Figure content listings:
------------------------------

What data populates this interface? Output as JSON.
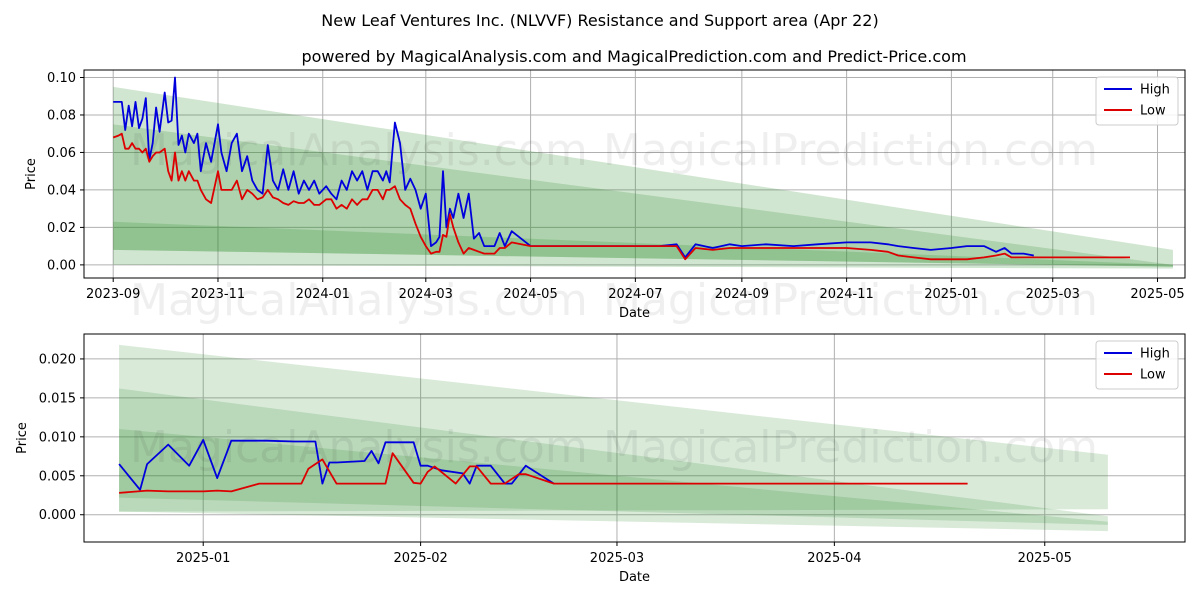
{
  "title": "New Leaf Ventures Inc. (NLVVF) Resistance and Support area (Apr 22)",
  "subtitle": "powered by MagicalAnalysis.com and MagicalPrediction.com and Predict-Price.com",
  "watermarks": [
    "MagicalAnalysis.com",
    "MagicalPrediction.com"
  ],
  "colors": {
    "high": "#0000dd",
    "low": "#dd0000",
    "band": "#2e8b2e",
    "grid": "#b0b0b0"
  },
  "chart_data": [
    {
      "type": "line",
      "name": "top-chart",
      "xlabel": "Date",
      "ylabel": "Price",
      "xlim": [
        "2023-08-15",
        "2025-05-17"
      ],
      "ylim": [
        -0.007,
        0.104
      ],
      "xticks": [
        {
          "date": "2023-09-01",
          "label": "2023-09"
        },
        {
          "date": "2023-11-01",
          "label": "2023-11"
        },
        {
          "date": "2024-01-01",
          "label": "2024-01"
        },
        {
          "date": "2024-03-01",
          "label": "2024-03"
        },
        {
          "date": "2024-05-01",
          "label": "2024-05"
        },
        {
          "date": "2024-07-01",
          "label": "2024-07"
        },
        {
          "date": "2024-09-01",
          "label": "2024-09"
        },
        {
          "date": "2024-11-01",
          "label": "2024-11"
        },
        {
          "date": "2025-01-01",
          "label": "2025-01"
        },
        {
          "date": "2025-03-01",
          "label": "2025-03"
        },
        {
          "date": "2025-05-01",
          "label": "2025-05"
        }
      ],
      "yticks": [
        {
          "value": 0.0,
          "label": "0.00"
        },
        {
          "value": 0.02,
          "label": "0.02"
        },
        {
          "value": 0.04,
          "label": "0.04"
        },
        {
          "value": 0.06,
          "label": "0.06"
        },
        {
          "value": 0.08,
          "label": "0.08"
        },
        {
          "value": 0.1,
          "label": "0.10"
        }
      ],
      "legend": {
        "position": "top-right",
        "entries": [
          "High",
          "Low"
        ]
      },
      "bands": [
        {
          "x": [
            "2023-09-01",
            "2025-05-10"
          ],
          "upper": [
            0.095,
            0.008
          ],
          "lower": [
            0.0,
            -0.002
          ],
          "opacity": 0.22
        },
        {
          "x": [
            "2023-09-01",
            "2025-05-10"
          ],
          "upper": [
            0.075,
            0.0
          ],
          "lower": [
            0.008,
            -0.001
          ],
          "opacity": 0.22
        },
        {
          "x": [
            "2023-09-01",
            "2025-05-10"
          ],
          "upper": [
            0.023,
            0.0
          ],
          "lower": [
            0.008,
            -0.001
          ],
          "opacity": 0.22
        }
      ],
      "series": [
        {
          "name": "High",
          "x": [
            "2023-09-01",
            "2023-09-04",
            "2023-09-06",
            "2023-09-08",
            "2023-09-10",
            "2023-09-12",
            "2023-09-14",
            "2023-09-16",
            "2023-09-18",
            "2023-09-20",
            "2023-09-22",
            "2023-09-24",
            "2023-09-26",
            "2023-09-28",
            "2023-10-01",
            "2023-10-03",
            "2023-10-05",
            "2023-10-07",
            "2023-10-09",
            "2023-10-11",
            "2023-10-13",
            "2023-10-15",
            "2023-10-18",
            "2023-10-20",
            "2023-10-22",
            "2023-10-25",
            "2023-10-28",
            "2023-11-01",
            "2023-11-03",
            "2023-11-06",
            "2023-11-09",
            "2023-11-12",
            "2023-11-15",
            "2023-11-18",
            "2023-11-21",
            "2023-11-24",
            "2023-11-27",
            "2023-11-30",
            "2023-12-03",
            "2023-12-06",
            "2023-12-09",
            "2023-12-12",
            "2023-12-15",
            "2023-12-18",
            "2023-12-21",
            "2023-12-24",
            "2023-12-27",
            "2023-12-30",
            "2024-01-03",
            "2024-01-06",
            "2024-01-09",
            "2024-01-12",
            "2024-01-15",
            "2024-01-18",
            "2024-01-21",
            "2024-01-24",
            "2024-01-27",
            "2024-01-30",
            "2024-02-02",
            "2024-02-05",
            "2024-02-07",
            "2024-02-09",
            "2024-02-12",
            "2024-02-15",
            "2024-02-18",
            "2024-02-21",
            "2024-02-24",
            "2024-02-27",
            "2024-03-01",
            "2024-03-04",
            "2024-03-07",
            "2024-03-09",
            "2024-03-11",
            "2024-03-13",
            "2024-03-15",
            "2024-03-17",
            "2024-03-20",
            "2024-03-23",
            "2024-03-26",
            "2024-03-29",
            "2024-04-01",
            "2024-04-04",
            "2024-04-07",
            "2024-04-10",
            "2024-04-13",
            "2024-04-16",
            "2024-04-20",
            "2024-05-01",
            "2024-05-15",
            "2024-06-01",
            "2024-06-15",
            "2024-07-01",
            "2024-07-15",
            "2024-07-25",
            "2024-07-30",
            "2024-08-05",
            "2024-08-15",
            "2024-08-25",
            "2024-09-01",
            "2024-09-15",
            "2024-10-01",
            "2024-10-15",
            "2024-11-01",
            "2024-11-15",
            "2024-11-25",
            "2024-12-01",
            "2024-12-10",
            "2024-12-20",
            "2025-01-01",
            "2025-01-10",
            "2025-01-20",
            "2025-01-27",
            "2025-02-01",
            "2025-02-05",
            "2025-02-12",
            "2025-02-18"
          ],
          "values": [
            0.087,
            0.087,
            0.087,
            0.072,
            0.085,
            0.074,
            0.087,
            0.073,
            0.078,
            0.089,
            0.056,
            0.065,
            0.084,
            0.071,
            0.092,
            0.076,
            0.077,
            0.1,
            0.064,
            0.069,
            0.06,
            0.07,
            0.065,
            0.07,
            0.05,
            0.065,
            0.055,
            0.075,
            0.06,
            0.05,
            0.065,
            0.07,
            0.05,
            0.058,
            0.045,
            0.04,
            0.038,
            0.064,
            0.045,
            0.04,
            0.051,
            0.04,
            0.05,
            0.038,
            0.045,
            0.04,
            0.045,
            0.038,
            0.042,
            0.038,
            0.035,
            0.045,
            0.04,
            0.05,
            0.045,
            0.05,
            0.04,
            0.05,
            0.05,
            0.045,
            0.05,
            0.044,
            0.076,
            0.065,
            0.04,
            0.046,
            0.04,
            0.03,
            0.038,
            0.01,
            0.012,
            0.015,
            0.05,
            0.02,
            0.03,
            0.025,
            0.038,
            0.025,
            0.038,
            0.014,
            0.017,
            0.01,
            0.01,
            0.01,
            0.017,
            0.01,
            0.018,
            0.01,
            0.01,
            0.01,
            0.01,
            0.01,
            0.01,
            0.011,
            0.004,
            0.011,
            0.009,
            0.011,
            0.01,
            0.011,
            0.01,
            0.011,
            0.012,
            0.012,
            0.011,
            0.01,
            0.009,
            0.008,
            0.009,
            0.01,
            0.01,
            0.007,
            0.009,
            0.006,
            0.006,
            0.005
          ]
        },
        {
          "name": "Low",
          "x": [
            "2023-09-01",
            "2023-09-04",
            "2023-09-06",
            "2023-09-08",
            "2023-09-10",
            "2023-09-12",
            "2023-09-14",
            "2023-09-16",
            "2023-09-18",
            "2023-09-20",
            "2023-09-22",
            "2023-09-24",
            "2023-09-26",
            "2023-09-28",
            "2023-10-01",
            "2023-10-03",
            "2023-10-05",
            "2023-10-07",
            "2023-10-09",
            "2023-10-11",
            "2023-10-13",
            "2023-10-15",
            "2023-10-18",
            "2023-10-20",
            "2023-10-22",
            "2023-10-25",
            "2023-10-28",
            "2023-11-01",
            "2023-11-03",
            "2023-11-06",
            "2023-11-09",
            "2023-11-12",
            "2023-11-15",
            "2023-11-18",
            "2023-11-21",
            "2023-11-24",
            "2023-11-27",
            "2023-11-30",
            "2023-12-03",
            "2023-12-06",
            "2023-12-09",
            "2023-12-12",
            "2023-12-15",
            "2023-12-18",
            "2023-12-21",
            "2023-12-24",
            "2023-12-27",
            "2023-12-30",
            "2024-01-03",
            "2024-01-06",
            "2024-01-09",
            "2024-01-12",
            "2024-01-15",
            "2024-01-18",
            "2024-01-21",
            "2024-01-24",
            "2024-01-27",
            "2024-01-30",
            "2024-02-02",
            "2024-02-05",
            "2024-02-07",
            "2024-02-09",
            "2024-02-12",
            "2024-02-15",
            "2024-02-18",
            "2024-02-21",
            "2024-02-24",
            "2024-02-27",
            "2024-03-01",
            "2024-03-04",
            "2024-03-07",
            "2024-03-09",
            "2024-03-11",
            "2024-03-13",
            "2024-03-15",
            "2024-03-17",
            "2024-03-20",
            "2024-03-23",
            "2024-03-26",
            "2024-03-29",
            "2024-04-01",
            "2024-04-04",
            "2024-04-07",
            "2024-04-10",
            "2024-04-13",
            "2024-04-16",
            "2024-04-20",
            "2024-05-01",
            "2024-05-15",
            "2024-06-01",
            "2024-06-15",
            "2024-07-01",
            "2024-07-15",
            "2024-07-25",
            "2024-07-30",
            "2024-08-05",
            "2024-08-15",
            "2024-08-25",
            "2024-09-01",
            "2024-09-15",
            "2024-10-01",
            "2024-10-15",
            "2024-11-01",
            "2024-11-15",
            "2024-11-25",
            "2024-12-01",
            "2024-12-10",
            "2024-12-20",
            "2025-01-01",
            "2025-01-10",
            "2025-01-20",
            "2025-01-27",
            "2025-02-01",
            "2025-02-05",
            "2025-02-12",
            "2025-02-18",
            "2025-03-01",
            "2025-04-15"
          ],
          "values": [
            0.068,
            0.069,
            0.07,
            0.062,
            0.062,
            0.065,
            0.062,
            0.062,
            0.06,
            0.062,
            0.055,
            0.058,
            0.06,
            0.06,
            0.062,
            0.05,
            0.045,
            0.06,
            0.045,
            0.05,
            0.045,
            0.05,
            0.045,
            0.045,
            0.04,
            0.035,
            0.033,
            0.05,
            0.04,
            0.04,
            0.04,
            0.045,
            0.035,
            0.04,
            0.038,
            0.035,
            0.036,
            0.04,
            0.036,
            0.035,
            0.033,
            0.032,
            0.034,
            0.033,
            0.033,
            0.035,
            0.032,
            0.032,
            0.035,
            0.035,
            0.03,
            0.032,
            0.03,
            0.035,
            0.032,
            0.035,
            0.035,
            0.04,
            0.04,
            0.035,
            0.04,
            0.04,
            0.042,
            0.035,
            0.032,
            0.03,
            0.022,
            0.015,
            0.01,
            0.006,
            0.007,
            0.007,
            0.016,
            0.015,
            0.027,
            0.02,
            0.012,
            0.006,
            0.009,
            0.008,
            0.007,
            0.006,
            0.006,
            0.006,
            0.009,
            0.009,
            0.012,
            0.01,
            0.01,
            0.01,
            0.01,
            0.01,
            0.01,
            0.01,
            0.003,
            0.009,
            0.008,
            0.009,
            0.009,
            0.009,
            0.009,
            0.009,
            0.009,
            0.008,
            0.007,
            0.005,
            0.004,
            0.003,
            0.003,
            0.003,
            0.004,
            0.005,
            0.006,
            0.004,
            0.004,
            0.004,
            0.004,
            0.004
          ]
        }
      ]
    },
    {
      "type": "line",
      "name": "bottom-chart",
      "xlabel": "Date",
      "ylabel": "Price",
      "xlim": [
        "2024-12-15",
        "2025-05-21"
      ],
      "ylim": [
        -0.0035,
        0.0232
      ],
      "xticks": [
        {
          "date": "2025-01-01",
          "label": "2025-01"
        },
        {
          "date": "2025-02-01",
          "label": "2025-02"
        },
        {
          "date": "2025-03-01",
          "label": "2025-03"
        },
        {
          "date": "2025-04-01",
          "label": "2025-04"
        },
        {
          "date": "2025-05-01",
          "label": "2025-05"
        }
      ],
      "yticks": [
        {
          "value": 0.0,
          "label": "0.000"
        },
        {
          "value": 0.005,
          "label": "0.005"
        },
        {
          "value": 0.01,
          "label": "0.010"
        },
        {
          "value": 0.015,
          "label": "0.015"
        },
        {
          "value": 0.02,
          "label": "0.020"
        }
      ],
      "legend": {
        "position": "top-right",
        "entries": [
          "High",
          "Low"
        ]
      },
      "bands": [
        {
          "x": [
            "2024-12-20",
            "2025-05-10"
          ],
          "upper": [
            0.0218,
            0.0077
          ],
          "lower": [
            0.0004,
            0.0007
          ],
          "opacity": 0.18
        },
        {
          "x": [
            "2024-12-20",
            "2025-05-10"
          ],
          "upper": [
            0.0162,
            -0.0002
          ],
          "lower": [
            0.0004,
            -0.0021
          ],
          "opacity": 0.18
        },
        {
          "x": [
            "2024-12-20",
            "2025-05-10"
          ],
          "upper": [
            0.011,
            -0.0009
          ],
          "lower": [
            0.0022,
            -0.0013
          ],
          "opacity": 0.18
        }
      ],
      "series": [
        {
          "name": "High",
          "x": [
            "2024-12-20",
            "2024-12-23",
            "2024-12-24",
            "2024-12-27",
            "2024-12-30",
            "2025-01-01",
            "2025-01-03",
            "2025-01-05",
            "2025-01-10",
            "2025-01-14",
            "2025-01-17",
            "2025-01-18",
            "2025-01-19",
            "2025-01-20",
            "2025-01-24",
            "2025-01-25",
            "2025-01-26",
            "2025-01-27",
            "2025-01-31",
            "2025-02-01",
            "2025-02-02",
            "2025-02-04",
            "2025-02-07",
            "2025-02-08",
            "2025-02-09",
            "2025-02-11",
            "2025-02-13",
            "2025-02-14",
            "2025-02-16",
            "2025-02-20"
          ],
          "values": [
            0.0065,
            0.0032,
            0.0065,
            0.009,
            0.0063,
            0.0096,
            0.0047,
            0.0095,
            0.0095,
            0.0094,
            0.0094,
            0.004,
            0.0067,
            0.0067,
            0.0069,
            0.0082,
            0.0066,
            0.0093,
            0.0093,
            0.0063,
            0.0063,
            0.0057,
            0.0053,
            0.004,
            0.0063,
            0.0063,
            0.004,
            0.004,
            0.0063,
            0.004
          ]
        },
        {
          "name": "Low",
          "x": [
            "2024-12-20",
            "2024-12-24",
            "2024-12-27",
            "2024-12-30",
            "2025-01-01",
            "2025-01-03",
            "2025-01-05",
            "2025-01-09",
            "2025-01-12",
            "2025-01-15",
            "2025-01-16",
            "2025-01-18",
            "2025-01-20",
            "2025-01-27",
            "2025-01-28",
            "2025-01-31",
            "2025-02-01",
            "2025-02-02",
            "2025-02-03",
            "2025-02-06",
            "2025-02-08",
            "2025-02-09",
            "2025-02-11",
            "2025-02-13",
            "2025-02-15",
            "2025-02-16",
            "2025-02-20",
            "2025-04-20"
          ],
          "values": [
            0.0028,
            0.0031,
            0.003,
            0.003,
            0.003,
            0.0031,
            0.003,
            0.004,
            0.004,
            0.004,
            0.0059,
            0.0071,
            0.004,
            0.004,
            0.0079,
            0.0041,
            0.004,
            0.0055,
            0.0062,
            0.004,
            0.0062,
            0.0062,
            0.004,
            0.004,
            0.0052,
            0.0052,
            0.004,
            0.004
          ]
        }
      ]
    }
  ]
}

------------------------------

**What you are asked to do**
Gather from the entries above all lines that include the string "MagicalAnalysis".

**Output**
  "subtitle": "powered by MagicalAnalysis.com and MagicalPrediction.com and Predict-Price.com",
    "MagicalAnalysis.com",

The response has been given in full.